>> BEGIN Input data
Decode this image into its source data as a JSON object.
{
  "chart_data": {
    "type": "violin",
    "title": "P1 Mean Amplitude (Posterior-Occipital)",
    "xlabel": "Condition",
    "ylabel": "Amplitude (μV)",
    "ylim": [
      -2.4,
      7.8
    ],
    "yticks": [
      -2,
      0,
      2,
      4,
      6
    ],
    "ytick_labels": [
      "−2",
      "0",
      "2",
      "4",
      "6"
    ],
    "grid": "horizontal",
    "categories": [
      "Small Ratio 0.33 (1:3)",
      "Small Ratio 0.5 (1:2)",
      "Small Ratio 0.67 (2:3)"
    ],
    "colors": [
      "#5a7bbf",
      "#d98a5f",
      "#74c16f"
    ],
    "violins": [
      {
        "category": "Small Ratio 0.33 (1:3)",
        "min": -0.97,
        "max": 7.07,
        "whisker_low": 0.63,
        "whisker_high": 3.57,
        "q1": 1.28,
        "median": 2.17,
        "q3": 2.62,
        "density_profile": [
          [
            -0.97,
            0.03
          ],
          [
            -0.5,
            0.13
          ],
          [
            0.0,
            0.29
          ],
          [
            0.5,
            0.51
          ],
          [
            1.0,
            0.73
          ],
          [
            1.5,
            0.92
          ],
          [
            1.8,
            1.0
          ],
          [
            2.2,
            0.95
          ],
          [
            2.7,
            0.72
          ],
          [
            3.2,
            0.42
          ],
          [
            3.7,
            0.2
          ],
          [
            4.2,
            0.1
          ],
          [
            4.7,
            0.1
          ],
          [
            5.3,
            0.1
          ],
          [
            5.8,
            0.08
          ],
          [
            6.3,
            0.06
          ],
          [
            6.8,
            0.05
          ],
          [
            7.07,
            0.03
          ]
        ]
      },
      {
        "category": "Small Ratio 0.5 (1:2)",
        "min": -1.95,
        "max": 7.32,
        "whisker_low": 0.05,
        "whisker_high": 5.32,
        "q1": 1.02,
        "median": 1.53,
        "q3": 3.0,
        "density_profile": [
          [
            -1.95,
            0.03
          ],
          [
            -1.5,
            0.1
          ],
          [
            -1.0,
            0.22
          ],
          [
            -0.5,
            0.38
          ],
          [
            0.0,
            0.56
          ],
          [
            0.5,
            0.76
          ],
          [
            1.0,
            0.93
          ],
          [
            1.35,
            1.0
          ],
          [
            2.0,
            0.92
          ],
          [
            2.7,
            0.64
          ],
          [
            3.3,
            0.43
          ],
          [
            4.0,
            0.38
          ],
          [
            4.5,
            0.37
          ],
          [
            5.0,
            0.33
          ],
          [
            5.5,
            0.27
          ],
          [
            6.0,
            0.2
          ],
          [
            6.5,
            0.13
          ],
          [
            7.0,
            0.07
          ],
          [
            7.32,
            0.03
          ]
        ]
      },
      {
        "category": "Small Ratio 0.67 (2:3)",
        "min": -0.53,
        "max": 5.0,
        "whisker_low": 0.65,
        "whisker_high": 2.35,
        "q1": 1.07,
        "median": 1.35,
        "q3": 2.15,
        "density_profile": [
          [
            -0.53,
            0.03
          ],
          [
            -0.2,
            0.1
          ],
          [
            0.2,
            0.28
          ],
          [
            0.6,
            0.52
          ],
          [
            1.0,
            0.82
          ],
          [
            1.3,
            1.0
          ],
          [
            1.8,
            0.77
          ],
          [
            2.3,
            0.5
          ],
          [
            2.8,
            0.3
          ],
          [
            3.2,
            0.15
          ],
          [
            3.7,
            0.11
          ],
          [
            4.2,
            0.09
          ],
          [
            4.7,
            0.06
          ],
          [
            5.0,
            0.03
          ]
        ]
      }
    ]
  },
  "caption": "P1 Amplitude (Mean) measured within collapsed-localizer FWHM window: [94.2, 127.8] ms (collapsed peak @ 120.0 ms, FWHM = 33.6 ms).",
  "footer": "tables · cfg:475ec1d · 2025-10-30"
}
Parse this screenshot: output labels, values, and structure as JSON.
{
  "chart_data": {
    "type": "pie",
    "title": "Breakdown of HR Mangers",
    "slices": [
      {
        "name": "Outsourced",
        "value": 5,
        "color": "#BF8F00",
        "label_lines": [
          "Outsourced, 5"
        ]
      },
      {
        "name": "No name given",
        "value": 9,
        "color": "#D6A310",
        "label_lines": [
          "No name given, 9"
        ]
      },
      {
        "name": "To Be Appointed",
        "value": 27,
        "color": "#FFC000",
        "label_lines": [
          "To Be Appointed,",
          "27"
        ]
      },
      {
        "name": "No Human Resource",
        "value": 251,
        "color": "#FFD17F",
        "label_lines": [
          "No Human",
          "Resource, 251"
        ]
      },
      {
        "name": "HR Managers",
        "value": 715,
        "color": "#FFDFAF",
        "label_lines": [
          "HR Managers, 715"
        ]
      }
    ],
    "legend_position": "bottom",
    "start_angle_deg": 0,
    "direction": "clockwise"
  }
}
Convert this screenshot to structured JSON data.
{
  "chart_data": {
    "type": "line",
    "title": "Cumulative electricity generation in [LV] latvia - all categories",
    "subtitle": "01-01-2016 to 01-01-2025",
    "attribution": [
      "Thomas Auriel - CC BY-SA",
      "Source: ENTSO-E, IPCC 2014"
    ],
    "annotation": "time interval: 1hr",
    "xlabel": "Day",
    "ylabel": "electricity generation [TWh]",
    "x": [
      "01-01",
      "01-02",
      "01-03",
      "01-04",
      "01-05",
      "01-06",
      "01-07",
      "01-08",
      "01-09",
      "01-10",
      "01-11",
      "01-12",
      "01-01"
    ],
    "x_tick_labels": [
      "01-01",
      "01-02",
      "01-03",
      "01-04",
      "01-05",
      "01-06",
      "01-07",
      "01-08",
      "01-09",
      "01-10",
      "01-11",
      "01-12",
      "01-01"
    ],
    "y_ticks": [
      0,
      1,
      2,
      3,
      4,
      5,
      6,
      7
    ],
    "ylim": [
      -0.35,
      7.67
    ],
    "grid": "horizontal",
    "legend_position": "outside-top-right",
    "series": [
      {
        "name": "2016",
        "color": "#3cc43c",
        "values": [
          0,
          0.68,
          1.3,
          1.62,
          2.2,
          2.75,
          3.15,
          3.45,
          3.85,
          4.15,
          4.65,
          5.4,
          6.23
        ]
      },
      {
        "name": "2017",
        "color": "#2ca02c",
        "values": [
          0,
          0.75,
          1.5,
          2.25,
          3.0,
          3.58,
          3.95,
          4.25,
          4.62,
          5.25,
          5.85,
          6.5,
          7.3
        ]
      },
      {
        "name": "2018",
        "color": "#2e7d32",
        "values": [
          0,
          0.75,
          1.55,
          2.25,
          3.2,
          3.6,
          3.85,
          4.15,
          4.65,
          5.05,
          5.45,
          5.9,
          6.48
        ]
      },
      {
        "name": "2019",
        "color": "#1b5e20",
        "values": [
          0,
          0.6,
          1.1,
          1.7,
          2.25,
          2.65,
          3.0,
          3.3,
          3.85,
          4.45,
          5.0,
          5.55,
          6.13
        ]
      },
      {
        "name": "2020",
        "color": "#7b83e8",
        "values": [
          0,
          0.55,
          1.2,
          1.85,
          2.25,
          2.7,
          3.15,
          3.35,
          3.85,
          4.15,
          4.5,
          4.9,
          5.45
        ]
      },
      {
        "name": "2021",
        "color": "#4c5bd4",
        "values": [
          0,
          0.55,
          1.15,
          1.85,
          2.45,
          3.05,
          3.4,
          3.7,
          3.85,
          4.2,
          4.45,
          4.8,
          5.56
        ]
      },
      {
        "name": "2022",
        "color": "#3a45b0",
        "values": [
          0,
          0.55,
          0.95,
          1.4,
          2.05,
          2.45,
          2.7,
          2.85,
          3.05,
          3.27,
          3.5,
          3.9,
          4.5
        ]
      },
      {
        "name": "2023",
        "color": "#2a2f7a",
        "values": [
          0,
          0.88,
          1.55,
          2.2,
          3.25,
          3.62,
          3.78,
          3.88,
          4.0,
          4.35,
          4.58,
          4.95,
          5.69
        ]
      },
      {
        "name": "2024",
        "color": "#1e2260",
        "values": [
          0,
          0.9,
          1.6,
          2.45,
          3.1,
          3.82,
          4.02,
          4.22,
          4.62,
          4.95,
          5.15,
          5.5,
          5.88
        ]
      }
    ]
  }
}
>> END Input data
* **Work to complete**:
In the listing, find every line containing the word "Small" and list it.

* **Solution**:
      "Small Ratio 0.33 (1:3)",
      "Small Ratio 0.5 (1:2)",
      "Small Ratio 0.67 (2:3)"
        "category": "Small Ratio 0.33 (1:3)",
        "category": "Small Ratio 0.5 (1:2)",
        "category": "Small Ratio 0.67 (2:3)",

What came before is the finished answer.